*Description of the task*. In the items that start at the line containing "x-tick-label: Mar-20 — [122, 336, 136, 374]" and end at the line containing "y-tick-label: -20,000 — [52, 96, 93, 110]", change every "y-tick-label" to "y-axis-tick" and give those lines again with nothing else altered.

━━━━━━━━

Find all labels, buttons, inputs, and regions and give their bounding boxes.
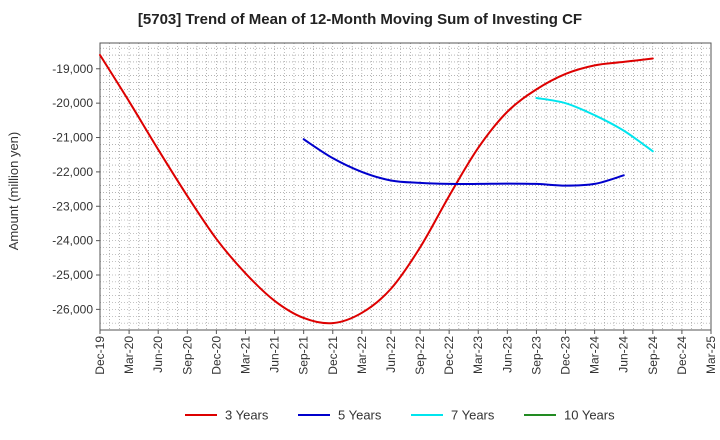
x-tick-label: Mar-20 — [122, 336, 136, 374]
x-tick-label: Jun-21 — [268, 336, 282, 373]
chart-title: [5703] Trend of Mean of 12-Month Moving … — [138, 11, 582, 28]
x-tick-label: Mar-25 — [704, 336, 718, 374]
legend-label-3-years: 3 Years — [225, 408, 269, 423]
plot-border — [99, 42, 712, 331]
y-tick-label: -22,000 — [52, 165, 93, 179]
x-tick-label: Jun-24 — [617, 336, 631, 373]
y-tick-label: -23,000 — [52, 199, 93, 213]
x-tick-label: Dec-20 — [209, 336, 223, 375]
x-tick-label: Dec-21 — [326, 336, 340, 375]
series-line-5-years — [302, 138, 625, 187]
x-tick-label: Dec-19 — [93, 336, 107, 375]
x-tick-label: Jun-23 — [500, 336, 514, 373]
plot-area: -26,000 -25,000 -24,000 -23,000 -22,000 -21,0… — [52, 42, 718, 375]
x-tick-label: Dec-22 — [442, 336, 456, 375]
legend-label-7-years: 7 Years — [451, 408, 495, 423]
x-tick-label: Mar-23 — [471, 336, 485, 374]
y-tick-label: -20,000 — [52, 96, 93, 110]
x-tick-label: Mar-21 — [238, 336, 252, 374]
x-tick-label: Sep-22 — [413, 336, 427, 375]
x-tick-label: Dec-24 — [675, 336, 689, 375]
x-tick-label: Sep-21 — [297, 336, 311, 375]
y-tick-label: -24,000 — [52, 234, 93, 248]
x-tick-label: Jun-20 — [151, 336, 165, 373]
plot-background — [100, 43, 711, 330]
series-line-7-years — [535, 96, 654, 153]
series-line-3-years — [99, 54, 654, 325]
x-tick-label: Dec-23 — [559, 336, 573, 375]
x-tick-label: Sep-23 — [529, 336, 543, 375]
y-tick-label: -25,000 — [52, 268, 93, 282]
legend: 3 Years 5 Years 7 Years 10 Years — [185, 408, 615, 423]
x-tick-label: Mar-22 — [355, 336, 369, 374]
legend-label-10-years: 10 Years — [564, 408, 615, 423]
x-tick-label: Sep-20 — [180, 336, 194, 375]
x-tick-label: Mar-24 — [588, 336, 602, 374]
y-tick-label: -26,000 — [52, 302, 93, 316]
legend-label-5-years: 5 Years — [338, 408, 382, 423]
y-tick-label: -19,000 — [52, 62, 93, 76]
x-tick-label: Sep-24 — [646, 336, 660, 375]
y-tick-label: -21,000 — [52, 131, 93, 145]
y-axis-title: Amount (million yen) — [6, 132, 21, 251]
x-tick-label: Jun-22 — [384, 336, 398, 373]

━━━━━━━━

*Exercise output*.
x-tick-label: Mar-20 — [122, 336, 136, 374]
x-tick-label: Jun-21 — [268, 336, 282, 373]
chart-title: [5703] Trend of Mean of 12-Month Moving … — [138, 11, 582, 28]
x-tick-label: Mar-25 — [704, 336, 718, 374]
legend-label-3-years: 3 Years — [225, 408, 269, 423]
plot-border — [99, 42, 712, 331]
y-axis-tick: -22,000 — [52, 165, 93, 179]
x-tick-label: Jun-24 — [617, 336, 631, 373]
y-axis-tick: -23,000 — [52, 199, 93, 213]
x-tick-label: Dec-20 — [209, 336, 223, 375]
x-tick-label: Dec-21 — [326, 336, 340, 375]
series-line-5-years — [302, 138, 625, 187]
x-tick-label: Dec-19 — [93, 336, 107, 375]
x-tick-label: Jun-23 — [500, 336, 514, 373]
plot-area: -26,000 -25,000 -24,000 -23,000 -22,000 -21,0… — [52, 42, 718, 375]
x-tick-label: Dec-22 — [442, 336, 456, 375]
legend-label-7-years: 7 Years — [451, 408, 495, 423]
x-tick-label: Mar-23 — [471, 336, 485, 374]
y-axis-tick: -20,000 — [52, 96, 93, 110]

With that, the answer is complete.